- _Your task_
Narrow the data below down to the lines containing "حمزة".

** START **

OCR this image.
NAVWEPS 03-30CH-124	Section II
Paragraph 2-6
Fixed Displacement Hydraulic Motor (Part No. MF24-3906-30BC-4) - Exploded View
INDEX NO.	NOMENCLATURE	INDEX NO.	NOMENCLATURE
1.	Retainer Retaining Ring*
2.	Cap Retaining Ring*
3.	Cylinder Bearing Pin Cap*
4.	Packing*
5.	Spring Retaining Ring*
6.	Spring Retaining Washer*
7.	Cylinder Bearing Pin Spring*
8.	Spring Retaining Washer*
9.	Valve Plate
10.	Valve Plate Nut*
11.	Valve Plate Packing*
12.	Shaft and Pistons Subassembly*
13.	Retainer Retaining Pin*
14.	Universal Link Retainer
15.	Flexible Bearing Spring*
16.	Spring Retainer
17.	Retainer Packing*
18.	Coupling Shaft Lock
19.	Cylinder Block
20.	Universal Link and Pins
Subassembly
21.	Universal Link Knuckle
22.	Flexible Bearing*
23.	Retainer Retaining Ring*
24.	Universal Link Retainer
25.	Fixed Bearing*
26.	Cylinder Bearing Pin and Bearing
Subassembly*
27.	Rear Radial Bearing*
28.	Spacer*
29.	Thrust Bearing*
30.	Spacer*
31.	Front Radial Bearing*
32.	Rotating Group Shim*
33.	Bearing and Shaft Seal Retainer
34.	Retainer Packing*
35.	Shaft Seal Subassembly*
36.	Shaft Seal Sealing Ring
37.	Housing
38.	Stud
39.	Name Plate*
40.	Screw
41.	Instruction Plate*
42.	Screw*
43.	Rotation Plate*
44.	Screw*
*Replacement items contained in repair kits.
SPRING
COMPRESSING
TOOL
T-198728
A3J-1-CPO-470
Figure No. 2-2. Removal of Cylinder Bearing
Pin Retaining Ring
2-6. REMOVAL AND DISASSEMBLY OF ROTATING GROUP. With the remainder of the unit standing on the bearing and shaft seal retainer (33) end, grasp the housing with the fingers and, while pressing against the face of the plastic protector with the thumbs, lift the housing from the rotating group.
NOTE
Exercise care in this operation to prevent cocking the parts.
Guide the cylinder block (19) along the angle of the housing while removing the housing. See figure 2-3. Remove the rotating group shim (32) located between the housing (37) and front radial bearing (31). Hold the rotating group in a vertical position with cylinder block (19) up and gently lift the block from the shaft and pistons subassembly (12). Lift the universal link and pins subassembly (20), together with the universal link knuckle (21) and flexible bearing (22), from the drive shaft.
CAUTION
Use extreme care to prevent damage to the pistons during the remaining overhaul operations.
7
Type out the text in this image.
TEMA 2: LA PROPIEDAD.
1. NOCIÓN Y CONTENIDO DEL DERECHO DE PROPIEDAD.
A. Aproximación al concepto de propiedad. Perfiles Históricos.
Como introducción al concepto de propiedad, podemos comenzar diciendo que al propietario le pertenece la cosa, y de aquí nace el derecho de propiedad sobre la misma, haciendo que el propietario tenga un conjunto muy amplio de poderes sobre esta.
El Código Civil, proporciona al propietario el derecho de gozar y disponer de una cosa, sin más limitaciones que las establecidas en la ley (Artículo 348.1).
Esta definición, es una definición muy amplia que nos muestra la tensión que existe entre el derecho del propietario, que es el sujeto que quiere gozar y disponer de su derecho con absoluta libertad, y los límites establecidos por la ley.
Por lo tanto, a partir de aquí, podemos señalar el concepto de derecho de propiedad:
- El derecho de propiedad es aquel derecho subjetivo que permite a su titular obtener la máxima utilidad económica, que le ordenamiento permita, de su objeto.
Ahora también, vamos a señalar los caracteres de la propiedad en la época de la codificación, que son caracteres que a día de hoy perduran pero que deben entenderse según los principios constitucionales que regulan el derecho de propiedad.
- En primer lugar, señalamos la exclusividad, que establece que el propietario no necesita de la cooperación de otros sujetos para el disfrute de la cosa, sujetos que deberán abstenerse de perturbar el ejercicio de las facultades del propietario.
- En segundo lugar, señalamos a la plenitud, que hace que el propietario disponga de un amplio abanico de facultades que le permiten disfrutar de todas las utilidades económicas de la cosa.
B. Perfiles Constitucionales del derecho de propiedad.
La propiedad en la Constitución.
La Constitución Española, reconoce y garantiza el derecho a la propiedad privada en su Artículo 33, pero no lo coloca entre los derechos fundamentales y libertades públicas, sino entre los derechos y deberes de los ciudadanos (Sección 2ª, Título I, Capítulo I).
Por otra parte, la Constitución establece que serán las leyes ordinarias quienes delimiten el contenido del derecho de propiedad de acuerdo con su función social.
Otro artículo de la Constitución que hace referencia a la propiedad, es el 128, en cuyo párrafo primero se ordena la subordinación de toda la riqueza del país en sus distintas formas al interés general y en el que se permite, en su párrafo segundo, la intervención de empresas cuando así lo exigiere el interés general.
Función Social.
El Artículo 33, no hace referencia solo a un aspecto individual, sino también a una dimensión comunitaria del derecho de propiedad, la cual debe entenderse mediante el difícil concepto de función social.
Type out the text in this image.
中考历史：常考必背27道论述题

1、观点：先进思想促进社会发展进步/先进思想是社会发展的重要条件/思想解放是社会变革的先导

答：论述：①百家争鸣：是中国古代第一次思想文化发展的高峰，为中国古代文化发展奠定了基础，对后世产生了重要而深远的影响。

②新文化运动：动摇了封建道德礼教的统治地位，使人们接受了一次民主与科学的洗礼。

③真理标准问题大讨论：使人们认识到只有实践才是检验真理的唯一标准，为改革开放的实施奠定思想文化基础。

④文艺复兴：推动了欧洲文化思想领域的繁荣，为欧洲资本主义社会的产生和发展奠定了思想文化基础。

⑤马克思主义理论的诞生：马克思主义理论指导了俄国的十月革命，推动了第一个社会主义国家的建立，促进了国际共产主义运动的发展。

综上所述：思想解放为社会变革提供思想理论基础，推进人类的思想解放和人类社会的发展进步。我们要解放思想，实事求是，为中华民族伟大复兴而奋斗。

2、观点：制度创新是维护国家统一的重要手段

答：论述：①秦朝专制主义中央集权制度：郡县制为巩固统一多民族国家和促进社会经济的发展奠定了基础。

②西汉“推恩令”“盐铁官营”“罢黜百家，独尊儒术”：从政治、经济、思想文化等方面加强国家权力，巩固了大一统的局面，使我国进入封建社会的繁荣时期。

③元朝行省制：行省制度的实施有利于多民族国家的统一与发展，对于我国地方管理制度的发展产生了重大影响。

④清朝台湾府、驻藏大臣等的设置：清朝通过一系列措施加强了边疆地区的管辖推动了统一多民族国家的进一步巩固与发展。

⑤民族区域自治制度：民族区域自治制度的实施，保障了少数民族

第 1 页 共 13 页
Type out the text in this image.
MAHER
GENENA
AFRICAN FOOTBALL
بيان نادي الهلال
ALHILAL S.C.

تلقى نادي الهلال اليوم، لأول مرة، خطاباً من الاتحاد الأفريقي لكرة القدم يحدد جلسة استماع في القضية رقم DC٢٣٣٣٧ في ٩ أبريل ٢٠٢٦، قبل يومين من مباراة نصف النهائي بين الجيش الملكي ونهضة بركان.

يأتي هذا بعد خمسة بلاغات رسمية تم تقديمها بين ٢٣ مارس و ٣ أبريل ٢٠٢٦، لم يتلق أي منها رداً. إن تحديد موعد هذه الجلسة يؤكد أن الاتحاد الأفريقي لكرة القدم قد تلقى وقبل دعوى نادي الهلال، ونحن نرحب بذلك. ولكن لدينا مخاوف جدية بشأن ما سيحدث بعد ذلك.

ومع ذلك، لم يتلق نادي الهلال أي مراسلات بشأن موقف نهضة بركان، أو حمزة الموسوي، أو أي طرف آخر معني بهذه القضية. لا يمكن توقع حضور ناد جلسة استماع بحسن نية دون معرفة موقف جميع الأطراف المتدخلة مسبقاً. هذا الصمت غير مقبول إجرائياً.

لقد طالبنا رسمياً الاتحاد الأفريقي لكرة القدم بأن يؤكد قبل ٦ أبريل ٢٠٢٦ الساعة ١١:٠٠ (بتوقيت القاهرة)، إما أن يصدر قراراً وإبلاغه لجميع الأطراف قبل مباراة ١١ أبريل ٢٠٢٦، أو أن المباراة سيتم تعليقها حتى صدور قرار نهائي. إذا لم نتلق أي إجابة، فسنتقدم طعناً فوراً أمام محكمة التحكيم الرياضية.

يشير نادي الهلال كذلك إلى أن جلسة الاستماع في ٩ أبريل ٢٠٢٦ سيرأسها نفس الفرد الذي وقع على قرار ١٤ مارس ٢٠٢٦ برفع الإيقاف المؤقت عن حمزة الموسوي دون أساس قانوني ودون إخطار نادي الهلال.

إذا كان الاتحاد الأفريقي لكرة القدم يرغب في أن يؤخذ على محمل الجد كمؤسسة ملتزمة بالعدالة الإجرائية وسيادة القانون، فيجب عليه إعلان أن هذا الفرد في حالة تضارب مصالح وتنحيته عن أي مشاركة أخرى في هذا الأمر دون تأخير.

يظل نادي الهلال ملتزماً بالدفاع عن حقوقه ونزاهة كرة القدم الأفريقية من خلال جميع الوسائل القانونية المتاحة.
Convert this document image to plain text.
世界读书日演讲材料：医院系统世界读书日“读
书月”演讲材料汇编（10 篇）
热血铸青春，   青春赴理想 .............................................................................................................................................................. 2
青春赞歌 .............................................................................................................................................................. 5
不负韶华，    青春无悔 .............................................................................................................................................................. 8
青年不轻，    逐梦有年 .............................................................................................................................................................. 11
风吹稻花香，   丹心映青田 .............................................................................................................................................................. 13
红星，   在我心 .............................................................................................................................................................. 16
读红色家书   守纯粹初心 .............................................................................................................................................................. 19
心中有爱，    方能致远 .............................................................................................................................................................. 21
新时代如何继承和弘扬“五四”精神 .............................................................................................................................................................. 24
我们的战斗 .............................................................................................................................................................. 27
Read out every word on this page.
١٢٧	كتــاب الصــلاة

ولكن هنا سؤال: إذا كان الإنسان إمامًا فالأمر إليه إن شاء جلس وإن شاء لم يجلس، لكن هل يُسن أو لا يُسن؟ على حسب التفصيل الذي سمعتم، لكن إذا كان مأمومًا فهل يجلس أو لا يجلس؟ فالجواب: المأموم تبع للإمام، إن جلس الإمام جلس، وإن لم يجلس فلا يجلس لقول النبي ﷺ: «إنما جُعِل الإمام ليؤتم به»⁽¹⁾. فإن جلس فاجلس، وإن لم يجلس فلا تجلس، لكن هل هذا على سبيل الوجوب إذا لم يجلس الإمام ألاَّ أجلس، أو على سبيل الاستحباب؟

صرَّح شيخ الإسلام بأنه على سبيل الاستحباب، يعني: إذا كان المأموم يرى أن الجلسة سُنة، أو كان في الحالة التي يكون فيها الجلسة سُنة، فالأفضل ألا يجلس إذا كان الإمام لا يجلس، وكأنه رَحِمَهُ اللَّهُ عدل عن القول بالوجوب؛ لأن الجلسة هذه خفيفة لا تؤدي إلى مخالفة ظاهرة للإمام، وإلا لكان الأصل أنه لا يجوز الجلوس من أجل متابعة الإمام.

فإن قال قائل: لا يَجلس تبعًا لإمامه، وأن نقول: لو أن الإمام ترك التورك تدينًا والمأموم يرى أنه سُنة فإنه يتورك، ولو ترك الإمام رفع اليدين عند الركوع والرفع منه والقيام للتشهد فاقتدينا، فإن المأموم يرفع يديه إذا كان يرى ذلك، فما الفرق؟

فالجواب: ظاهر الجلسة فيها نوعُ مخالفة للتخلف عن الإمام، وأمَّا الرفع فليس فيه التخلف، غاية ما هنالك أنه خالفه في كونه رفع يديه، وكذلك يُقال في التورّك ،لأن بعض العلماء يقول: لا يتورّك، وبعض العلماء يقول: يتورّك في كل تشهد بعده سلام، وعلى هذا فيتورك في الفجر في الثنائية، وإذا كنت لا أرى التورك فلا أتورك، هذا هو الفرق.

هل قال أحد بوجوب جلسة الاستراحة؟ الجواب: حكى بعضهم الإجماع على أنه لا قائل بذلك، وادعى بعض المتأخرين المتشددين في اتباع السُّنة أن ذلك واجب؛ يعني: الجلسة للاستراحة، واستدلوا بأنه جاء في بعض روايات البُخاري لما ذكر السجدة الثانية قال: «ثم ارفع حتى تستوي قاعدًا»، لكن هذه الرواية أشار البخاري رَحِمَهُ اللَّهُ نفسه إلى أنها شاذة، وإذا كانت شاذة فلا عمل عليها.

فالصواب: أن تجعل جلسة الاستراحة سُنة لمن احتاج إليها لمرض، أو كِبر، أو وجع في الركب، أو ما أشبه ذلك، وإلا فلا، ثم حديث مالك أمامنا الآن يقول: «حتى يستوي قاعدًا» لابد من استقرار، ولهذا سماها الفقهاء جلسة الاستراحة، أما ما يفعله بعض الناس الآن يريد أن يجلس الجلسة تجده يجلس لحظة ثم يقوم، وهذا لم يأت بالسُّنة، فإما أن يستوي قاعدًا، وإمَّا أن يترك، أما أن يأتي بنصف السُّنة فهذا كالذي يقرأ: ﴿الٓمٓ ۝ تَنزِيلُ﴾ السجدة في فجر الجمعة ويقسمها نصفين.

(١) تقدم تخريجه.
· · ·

** END **

- _Exercise response_
ومع ذلك، لم يتلق نادي الهلال أي مراسلات بشأن موقف نهضة بركان، أو حمزة الموسوي، أو أي طرف آخر معني بهذه القضية. لا يمكن توقع حضور ناد جلسة استماع بحسن نية دون معرفة موقف جميع الأطراف المتدخلة مسبقاً. هذا الصمت غير مقبول إجرائياً.
يشير نادي الهلال كذلك إلى أن جلسة الاستماع في ٩ أبريل ٢٠٢٦ سيرأسها نفس الفرد الذي وقع على قرار ١٤ مارس ٢٠٢٦ برفع الإيقاف المؤقت عن حمزة الموسوي دون أساس قانوني ودون إخطار نادي الهلال.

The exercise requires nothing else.